Task prompt ▸
Set down the line that contains "Type out the text in this image." and every line after it to the end of the entries, exactly as they stand and nothing more.

Excerpted data ▸

-----

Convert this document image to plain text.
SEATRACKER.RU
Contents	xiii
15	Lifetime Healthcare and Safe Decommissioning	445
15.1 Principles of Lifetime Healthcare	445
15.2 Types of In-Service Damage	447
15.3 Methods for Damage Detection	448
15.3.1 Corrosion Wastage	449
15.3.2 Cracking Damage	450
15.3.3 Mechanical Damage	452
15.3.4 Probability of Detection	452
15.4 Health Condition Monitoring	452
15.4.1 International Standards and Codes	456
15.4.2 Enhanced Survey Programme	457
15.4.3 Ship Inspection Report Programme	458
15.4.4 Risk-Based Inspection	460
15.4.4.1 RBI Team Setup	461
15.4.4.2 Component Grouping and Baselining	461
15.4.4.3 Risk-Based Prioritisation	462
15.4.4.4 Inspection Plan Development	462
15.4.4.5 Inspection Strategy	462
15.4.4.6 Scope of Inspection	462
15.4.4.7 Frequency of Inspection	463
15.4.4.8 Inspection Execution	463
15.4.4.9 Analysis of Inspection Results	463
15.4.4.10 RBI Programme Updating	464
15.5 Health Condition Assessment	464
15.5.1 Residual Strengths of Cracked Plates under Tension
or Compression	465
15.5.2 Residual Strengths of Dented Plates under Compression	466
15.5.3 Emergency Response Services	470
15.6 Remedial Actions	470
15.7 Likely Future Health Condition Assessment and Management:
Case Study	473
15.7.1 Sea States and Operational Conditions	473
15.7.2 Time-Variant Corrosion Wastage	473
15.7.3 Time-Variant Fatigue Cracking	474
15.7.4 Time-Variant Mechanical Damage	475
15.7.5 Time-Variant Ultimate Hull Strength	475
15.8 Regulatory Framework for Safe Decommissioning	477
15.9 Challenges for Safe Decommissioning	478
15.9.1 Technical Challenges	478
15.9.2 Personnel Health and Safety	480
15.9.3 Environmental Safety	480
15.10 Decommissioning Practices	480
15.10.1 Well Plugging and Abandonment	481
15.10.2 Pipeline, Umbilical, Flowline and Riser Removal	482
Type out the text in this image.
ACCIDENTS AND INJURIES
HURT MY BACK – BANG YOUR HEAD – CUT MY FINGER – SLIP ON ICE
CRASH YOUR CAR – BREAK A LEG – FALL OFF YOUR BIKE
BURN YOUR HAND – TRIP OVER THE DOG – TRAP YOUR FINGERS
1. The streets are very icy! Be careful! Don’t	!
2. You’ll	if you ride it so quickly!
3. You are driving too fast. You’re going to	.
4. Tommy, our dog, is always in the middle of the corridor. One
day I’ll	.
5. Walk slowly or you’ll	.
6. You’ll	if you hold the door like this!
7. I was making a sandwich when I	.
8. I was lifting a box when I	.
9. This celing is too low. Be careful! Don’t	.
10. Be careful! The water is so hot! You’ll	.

-----

Task solution ▸
Type out the text in this image.
ACCIDENTS AND INJURIES
HURT MY BACK – BANG YOUR HEAD – CUT MY FINGER – SLIP ON ICE
CRASH YOUR CAR – BREAK A LEG – FALL OFF YOUR BIKE
BURN YOUR HAND – TRIP OVER THE DOG – TRAP YOUR FINGERS
1. The streets are very icy! Be careful! Don’t	!
2. You’ll	if you ride it so quickly!
3. You are driving too fast. You’re going to	.
4. Tommy, our dog, is always in the middle of the corridor. One
day I’ll	.
5. Walk slowly or you’ll	.
6. You’ll	if you hold the door like this!
7. I was making a sandwich when I	.
8. I was lifting a box when I	.
9. This celing is too low. Be careful! Don’t	.
10. Be careful! The water is so hot! You’ll	.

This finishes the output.